## START EXTRACTED INFORMATION

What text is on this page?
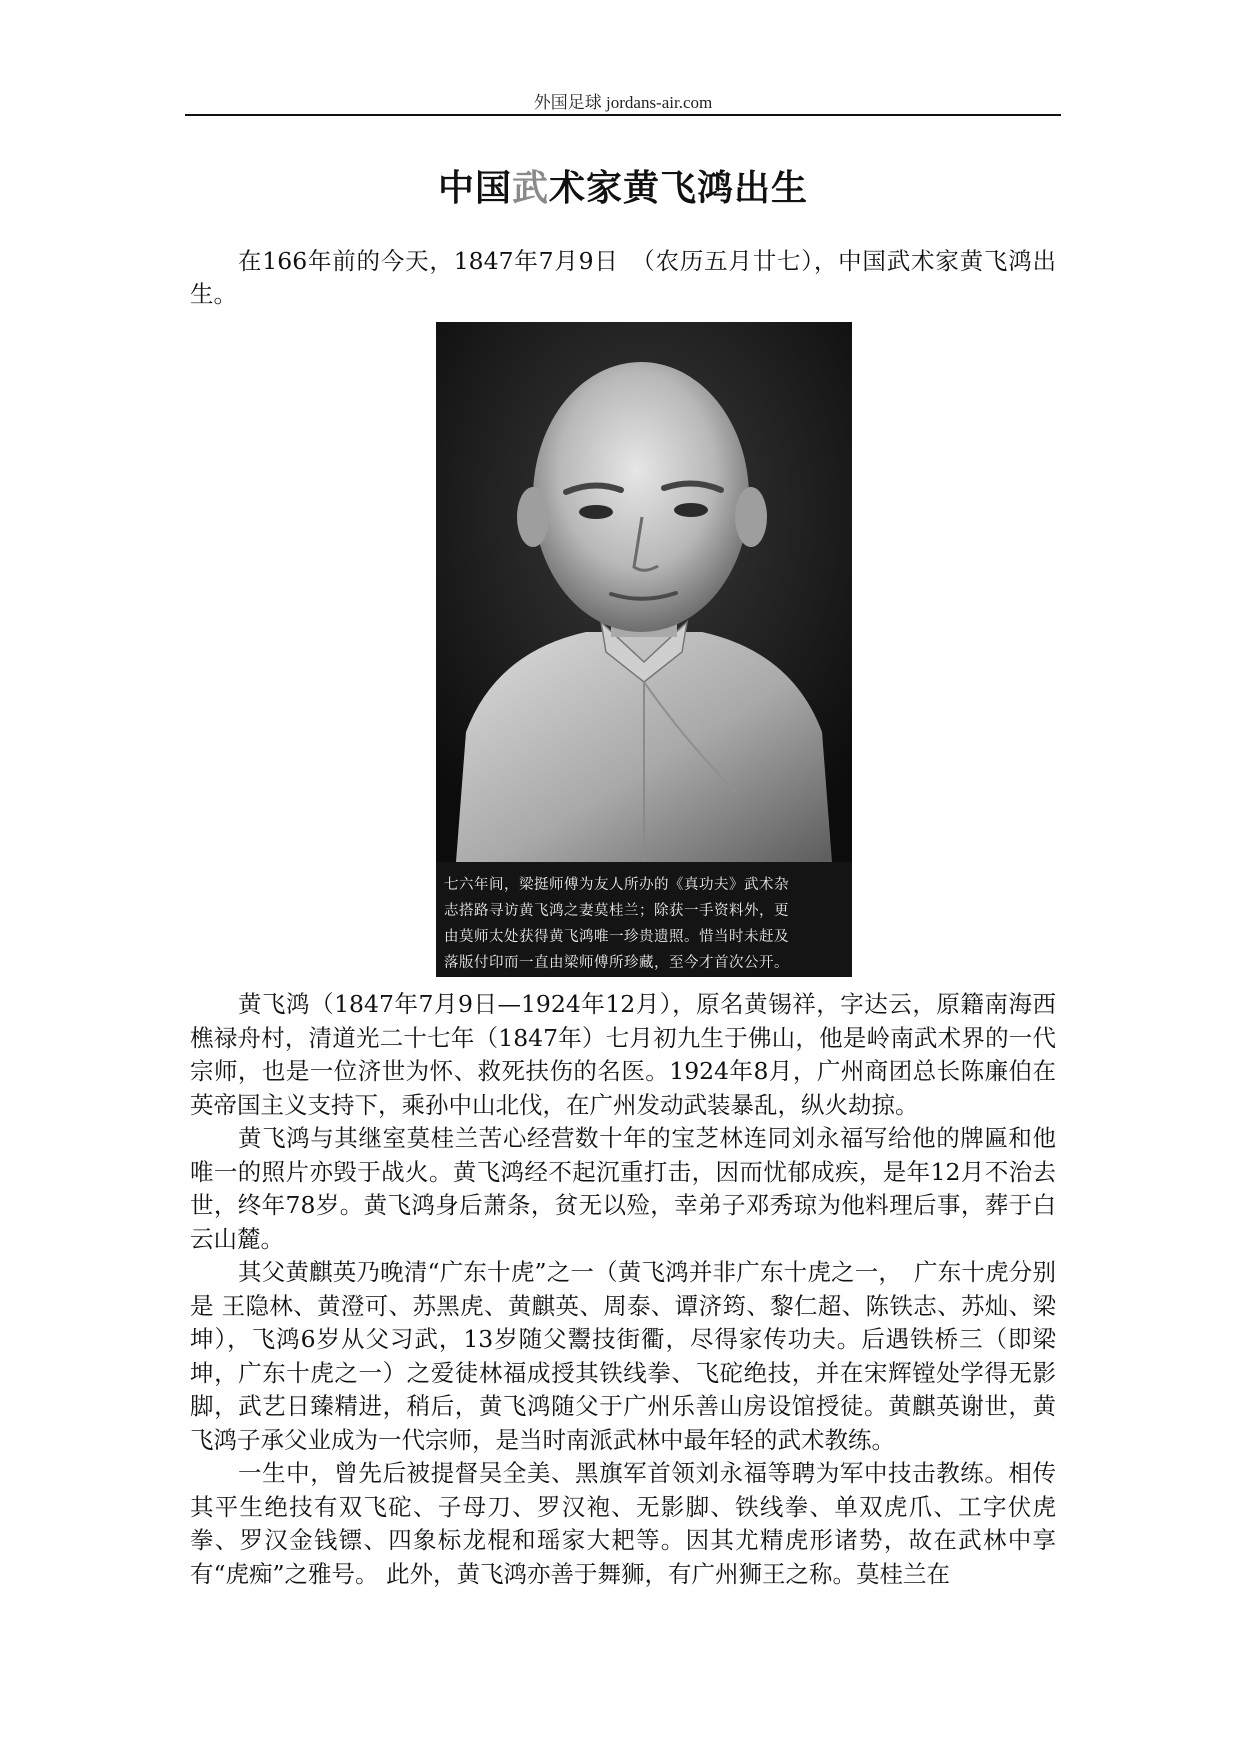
外国足球 jordans-air.com
中国武术家黄飞鸿出生

在166年前的今天，1847年7月9日　（农历五月廿七），中国武术家黄飞鸿出生。

七六年间，梁挺师傅为友人所办的《真功夫》武术杂
志搭路寻访黄飞鸿之妻莫桂兰；除获一手资料外，更
由莫师太处获得黄飞鸿唯一珍贵遗照。惜当时未赶及
落版付印而一直由梁师傅所珍藏，至今才首次公开。

黄飞鸿（1847年7月9日—1924年12月），原名黄锡祥，字达云，原籍南海西樵禄舟村，清道光二十七年（1847年）七月初九生于佛山，他是岭南武术界的一代宗师，也是一位济世为怀、救死扶伤的名医。1924年8月，广州商团总长陈廉伯在英帝国主义支持下，乘孙中山北伐，在广州发动武装暴乱，纵火劫掠。

黄飞鸿与其继室莫桂兰苦心经营数十年的宝芝林连同刘永福写给他的牌匾和他唯一的照片亦毁于战火。黄飞鸿经不起沉重打击，因而忧郁成疾，是年12月不治去世，终年78岁。黄飞鸿身后萧条，贫无以殓，幸弟子邓秀琼为他料理后事，葬于白云山麓。

其父黄麒英乃晚清“广东十虎”之一（黄飞鸿并非广东十虎之一，　广东十虎分别是 王隐林、黄澄可、苏黑虎、黄麒英、周泰、谭济筠、黎仁超、陈铁志、苏灿、梁坤），飞鸿6岁从父习武，13岁随父鬻技街衢，尽得家传功夫。后遇铁桥三（即梁坤，广东十虎之一）之爱徒林福成授其铁线拳、飞砣绝技，并在宋辉镗处学得无影脚，武艺日臻精进，稍后，黄飞鸿随父于广州乐善山房设馆授徒。黄麒英谢世，黄飞鸿子承父业成为一代宗师，是当时南派武林中最年轻的武术教练。

一生中，曾先后被提督吴全美、黑旗军首领刘永福等聘为军中技击教练。相传其平生绝技有双飞砣、子母刀、罗汉袍、无影脚、铁线拳、单双虎爪、工字伏虎拳、罗汉金钱镖、四象标龙棍和瑶家大耙等。因其尤精虎形诸势，故在武林中享有“虎痴”之雅号。 此外，黄飞鸿亦善于舞狮，有广州狮王之称。莫桂兰在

## END EXTRACTED INFORMATION

*THE REQUEST:* All the records need to be repeated exactly, with the images dropped.

*RESULT FOR THIS TASK:*
What text is on this page?
外国足球 jordans-air.com
中国武术家黄飞鸿出生

在166年前的今天，1847年7月9日　（农历五月廿七），中国武术家黄飞鸿出生。

七六年间，梁挺师傅为友人所办的《真功夫》武术杂
志搭路寻访黄飞鸿之妻莫桂兰；除获一手资料外，更
由莫师太处获得黄飞鸿唯一珍贵遗照。惜当时未赶及
落版付印而一直由梁师傅所珍藏，至今才首次公开。

黄飞鸿（1847年7月9日—1924年12月），原名黄锡祥，字达云，原籍南海西樵禄舟村，清道光二十七年（1847年）七月初九生于佛山，他是岭南武术界的一代宗师，也是一位济世为怀、救死扶伤的名医。1924年8月，广州商团总长陈廉伯在英帝国主义支持下，乘孙中山北伐，在广州发动武装暴乱，纵火劫掠。

黄飞鸿与其继室莫桂兰苦心经营数十年的宝芝林连同刘永福写给他的牌匾和他唯一的照片亦毁于战火。黄飞鸿经不起沉重打击，因而忧郁成疾，是年12月不治去世，终年78岁。黄飞鸿身后萧条，贫无以殓，幸弟子邓秀琼为他料理后事，葬于白云山麓。

其父黄麒英乃晚清“广东十虎”之一（黄飞鸿并非广东十虎之一，　广东十虎分别是 王隐林、黄澄可、苏黑虎、黄麒英、周泰、谭济筠、黎仁超、陈铁志、苏灿、梁坤），飞鸿6岁从父习武，13岁随父鬻技街衢，尽得家传功夫。后遇铁桥三（即梁坤，广东十虎之一）之爱徒林福成授其铁线拳、飞砣绝技，并在宋辉镗处学得无影脚，武艺日臻精进，稍后，黄飞鸿随父于广州乐善山房设馆授徒。黄麒英谢世，黄飞鸿子承父业成为一代宗师，是当时南派武林中最年轻的武术教练。

一生中，曾先后被提督吴全美、黑旗军首领刘永福等聘为军中技击教练。相传其平生绝技有双飞砣、子母刀、罗汉袍、无影脚、铁线拳、单双虎爪、工字伏虎拳、罗汉金钱镖、四象标龙棍和瑶家大耙等。因其尤精虎形诸势，故在武林中享有“虎痴”之雅号。 此外，黄飞鸿亦善于舞狮，有广州狮王之称。莫桂兰在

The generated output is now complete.